== Data in this exercise ==
------------------------------------------------
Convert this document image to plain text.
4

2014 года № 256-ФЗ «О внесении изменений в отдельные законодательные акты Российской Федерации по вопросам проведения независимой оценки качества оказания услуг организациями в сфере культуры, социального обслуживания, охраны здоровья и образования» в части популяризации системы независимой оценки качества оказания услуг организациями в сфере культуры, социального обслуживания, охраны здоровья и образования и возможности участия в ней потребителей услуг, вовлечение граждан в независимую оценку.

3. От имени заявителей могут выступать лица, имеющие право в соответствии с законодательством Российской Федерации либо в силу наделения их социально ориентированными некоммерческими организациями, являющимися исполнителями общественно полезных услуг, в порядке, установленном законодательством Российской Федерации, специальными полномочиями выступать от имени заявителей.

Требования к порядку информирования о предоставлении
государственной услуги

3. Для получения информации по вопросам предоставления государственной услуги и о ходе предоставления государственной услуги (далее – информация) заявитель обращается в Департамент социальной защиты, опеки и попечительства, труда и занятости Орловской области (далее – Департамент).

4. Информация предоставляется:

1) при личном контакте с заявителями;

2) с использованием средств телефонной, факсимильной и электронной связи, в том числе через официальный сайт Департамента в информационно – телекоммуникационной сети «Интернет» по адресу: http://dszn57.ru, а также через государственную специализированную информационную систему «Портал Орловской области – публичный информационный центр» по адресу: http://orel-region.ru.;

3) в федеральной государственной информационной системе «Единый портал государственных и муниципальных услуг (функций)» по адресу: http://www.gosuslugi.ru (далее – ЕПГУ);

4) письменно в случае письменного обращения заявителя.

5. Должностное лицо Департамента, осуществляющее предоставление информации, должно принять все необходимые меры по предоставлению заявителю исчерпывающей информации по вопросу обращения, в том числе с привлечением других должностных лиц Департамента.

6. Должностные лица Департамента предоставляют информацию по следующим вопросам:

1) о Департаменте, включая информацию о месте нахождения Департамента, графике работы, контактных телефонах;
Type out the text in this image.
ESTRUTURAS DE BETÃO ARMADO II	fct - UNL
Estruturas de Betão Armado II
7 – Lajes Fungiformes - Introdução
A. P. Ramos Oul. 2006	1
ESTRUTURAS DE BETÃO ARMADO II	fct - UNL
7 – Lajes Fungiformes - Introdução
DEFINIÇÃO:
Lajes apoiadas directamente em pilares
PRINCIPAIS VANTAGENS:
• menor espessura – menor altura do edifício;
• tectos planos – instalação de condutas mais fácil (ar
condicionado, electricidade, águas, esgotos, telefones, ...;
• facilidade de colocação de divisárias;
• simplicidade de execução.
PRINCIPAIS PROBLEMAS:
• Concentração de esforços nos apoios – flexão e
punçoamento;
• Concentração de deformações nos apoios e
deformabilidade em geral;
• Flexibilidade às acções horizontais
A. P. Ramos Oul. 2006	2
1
------------------------------------------------
Looking at the data above, show all lines where the word "Ramos" occurs.

A. P. Ramos Oul. 2006	1
A. P. Ramos Oul. 2006	2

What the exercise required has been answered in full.